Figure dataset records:
# # # # #

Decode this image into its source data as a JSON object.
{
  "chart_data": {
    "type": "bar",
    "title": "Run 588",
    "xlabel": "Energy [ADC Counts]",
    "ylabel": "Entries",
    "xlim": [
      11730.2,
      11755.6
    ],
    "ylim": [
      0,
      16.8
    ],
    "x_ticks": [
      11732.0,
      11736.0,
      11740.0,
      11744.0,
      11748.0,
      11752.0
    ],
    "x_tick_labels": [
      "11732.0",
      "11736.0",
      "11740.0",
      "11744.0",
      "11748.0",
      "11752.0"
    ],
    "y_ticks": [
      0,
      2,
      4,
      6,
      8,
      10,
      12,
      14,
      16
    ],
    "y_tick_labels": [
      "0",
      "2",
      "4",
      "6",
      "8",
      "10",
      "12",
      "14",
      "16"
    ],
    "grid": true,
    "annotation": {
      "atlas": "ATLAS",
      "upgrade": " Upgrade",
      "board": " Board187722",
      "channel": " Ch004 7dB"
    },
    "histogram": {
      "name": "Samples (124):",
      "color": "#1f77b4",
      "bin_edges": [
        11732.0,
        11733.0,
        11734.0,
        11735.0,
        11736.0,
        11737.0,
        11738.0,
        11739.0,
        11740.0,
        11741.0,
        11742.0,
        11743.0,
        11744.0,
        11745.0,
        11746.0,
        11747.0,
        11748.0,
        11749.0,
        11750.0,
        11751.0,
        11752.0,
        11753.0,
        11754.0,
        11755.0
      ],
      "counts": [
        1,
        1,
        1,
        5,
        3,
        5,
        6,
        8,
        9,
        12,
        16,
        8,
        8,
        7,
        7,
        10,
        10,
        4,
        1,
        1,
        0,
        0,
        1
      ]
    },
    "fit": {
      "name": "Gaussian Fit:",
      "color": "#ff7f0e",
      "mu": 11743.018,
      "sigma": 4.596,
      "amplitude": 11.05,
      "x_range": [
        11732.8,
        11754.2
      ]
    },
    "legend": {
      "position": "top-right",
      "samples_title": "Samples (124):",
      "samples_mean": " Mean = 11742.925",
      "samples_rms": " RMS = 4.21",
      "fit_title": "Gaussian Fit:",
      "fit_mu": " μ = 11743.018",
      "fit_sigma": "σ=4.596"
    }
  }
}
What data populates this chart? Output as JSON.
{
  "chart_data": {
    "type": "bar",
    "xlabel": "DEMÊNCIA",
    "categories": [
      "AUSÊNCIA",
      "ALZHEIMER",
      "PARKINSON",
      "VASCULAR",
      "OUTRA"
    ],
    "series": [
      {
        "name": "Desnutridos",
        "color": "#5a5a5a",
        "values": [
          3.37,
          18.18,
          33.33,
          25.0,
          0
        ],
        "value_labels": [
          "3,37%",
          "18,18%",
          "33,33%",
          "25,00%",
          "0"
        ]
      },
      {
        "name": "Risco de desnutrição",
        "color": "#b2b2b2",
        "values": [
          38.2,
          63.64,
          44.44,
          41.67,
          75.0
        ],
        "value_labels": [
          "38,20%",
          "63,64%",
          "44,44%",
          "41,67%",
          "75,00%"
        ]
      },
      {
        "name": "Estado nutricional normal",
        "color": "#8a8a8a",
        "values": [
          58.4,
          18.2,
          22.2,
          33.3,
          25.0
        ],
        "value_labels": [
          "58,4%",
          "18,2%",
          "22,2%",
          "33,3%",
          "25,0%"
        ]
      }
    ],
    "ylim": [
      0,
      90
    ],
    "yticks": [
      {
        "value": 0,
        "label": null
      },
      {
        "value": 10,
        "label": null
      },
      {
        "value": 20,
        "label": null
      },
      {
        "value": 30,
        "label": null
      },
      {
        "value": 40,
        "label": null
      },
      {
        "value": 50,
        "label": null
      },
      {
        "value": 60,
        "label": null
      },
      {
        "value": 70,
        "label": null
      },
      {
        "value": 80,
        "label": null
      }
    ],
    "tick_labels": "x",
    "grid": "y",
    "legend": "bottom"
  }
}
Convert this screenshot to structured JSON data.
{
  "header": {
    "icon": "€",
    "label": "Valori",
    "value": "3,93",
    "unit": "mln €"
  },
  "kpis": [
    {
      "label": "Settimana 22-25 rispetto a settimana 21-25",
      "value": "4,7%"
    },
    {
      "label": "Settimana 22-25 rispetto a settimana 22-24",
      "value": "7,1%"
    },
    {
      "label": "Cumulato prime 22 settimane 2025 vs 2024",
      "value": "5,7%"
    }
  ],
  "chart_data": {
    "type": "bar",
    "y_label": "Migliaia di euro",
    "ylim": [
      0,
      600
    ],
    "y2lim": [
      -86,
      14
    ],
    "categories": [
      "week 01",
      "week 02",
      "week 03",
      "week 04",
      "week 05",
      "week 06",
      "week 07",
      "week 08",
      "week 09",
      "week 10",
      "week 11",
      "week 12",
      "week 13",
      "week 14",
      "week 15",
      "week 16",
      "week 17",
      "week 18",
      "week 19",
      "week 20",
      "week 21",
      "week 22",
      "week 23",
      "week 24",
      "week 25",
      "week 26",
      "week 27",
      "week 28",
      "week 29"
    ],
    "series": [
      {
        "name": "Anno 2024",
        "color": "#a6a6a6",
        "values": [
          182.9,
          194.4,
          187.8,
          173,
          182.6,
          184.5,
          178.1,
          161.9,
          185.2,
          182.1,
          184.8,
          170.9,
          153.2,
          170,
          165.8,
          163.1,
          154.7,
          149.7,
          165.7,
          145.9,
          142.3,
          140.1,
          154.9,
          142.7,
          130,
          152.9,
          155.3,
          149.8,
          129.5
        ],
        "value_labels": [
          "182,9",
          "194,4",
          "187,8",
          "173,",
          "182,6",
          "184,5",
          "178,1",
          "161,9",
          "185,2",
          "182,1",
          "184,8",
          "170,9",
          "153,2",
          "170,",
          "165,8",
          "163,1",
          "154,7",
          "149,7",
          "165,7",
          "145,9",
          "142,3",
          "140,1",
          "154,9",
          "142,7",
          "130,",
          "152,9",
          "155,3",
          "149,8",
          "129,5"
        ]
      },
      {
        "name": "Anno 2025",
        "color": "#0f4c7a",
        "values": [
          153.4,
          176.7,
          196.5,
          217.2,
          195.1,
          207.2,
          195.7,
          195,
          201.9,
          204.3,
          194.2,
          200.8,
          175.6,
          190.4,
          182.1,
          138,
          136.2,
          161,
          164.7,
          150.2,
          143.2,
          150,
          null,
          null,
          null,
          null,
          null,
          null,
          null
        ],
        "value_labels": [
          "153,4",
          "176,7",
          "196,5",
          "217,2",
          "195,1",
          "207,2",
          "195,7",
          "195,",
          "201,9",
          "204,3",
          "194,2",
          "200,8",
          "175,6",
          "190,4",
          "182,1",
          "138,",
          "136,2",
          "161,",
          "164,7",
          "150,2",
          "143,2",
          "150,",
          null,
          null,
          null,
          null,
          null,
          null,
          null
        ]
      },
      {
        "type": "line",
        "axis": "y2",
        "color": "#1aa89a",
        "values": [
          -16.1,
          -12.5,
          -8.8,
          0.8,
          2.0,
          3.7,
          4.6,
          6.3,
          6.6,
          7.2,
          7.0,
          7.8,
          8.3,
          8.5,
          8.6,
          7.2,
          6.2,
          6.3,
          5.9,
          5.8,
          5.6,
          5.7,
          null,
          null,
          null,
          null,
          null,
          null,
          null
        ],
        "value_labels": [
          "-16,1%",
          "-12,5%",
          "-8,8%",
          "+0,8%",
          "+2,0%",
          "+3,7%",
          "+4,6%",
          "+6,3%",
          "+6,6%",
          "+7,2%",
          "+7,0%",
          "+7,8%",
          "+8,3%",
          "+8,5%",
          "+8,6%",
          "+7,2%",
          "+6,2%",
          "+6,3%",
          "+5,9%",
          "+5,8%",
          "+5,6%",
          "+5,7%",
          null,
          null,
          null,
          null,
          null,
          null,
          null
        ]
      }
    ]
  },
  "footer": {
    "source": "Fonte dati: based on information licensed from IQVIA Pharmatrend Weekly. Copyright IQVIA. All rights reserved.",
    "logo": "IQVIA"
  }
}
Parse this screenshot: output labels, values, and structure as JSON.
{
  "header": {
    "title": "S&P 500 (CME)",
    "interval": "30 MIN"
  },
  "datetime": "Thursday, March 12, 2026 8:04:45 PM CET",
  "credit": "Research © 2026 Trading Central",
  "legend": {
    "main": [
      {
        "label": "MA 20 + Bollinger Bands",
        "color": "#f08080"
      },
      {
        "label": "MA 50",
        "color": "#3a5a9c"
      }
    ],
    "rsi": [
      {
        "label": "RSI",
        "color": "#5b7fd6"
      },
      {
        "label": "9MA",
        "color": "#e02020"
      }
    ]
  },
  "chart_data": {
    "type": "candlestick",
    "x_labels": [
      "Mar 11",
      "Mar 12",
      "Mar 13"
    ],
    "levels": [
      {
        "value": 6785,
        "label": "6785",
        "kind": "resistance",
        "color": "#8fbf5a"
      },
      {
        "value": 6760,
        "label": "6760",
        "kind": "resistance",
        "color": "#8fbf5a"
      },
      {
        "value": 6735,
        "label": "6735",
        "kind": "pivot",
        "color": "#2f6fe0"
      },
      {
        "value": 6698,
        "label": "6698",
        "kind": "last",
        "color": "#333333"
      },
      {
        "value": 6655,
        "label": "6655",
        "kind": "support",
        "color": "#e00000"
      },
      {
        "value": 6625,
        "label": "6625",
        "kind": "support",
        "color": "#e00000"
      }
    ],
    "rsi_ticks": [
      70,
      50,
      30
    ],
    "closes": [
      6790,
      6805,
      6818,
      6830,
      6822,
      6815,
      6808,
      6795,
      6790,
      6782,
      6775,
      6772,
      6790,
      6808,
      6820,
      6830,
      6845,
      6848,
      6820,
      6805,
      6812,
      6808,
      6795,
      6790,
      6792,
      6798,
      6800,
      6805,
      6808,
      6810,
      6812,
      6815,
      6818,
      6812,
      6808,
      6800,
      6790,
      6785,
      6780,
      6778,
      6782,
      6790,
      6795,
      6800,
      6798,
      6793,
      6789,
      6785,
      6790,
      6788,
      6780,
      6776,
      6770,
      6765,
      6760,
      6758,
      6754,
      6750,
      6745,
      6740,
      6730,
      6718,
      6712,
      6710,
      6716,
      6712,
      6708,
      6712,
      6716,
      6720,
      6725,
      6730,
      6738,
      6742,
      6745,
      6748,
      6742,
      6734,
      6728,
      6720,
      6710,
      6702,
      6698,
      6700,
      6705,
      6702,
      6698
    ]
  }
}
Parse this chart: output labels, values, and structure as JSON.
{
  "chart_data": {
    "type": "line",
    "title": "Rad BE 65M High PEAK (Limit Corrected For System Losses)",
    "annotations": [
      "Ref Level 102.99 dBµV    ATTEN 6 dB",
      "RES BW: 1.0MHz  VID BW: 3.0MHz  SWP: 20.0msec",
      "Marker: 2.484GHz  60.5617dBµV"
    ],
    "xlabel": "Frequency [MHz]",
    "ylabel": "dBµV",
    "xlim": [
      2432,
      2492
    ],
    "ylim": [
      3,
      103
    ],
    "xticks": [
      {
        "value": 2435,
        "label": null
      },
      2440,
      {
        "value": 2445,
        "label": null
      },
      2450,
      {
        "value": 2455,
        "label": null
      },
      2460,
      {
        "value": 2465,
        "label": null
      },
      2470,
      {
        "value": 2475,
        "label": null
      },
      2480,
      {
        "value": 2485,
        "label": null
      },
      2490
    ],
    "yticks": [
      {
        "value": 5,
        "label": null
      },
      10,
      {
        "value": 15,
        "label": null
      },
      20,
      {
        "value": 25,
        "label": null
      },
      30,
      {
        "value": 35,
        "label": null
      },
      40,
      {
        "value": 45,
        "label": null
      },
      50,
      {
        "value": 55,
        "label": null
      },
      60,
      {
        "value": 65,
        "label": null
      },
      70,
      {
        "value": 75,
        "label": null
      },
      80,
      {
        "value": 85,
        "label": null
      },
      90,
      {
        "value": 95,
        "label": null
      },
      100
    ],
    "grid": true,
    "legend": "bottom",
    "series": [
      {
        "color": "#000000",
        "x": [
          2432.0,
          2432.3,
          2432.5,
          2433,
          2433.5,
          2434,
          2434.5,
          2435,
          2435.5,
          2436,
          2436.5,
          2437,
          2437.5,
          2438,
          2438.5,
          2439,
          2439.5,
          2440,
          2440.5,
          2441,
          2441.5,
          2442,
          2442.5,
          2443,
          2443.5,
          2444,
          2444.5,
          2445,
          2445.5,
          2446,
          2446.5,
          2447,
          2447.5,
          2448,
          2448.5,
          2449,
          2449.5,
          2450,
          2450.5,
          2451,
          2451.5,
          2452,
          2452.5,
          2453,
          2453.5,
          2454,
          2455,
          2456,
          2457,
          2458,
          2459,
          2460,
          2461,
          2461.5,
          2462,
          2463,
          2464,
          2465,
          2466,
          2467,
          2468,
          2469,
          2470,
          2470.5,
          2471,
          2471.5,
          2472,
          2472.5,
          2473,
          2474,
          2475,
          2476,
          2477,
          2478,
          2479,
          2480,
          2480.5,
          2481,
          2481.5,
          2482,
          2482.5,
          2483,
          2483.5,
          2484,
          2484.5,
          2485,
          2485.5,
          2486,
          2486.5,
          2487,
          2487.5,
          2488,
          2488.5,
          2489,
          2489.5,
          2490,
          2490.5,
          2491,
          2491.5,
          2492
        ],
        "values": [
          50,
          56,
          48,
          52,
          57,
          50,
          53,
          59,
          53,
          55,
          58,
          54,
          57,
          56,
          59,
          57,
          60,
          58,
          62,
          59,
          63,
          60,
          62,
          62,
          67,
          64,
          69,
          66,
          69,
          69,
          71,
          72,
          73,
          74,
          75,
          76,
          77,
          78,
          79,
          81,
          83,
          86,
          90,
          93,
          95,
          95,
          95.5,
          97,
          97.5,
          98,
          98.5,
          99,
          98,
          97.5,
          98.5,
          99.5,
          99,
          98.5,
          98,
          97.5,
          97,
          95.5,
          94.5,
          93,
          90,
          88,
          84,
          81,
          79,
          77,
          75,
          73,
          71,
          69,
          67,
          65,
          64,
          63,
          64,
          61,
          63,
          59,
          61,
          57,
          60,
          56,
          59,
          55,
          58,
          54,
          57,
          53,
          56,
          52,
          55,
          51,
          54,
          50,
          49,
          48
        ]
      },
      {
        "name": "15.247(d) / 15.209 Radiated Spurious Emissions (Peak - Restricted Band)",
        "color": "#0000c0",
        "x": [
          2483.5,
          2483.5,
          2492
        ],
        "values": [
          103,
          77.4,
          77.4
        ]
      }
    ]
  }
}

# # # # #

■ Given instruction
Point out every line holding the string "JSON" and copy it.

■ Expected answer
Decode this image into its source data as a JSON object.
What data populates this chart? Output as JSON.
Convert this screenshot to structured JSON data.
Parse this screenshot: output labels, values, and structure as JSON.
Parse this chart: output labels, values, and structure as JSON.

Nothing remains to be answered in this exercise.